▶ _Directions_:
Filter the listing below, copying every line in which the word "name" appears.

(Some records)
--- Start ---
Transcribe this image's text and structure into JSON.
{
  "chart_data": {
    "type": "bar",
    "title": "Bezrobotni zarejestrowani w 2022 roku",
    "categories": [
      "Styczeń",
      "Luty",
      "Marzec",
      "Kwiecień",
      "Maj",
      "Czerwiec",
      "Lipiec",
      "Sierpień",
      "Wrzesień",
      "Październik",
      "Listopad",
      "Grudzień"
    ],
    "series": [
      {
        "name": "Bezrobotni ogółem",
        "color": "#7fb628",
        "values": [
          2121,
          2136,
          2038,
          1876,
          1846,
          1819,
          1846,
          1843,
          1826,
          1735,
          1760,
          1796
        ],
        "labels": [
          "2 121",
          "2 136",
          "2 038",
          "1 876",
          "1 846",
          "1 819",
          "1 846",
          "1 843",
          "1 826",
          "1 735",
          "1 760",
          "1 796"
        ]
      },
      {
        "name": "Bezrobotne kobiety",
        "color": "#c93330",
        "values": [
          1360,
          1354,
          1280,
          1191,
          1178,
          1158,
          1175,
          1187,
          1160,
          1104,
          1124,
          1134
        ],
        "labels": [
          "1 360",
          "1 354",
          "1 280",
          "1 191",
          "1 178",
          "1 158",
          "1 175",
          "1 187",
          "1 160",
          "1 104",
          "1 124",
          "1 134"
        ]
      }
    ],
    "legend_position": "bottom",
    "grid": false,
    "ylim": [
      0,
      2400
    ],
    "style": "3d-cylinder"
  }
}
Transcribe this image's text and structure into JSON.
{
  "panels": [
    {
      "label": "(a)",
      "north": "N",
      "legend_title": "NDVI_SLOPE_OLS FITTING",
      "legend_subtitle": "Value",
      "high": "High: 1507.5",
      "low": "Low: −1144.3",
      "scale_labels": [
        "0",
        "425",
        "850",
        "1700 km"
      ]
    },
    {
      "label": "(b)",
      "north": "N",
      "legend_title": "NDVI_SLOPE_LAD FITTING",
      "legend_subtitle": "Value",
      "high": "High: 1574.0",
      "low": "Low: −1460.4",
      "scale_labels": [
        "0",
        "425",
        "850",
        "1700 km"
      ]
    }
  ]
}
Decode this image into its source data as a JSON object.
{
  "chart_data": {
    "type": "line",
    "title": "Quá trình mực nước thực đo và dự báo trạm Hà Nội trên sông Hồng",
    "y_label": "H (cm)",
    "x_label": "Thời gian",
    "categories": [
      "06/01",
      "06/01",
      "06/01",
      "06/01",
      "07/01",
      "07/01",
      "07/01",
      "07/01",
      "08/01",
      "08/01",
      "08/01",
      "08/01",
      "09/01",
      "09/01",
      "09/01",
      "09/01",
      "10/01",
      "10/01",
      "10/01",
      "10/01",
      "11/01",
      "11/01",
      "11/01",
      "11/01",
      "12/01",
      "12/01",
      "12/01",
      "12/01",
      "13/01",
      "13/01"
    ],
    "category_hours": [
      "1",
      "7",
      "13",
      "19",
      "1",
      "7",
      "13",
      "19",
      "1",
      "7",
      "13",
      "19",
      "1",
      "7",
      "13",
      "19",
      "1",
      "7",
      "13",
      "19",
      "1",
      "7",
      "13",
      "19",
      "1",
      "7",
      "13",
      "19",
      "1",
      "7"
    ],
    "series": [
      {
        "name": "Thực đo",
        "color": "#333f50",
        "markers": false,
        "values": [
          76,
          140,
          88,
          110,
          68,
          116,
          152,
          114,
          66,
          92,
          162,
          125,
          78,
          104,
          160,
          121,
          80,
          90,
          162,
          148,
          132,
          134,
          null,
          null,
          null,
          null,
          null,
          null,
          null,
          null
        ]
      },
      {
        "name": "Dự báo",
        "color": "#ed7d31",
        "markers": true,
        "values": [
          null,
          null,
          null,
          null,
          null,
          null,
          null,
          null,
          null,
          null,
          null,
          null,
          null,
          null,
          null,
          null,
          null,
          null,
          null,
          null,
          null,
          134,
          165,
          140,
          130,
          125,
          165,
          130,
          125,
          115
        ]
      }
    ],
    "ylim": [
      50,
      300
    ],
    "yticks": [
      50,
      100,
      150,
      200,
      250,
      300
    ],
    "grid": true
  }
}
--- End ---
▶ _Correct output_:
        "name": "Bezrobotni ogółem",
        "name": "Bezrobotne kobiety",
        "name": "Thực đo",
        "name": "Dự báo",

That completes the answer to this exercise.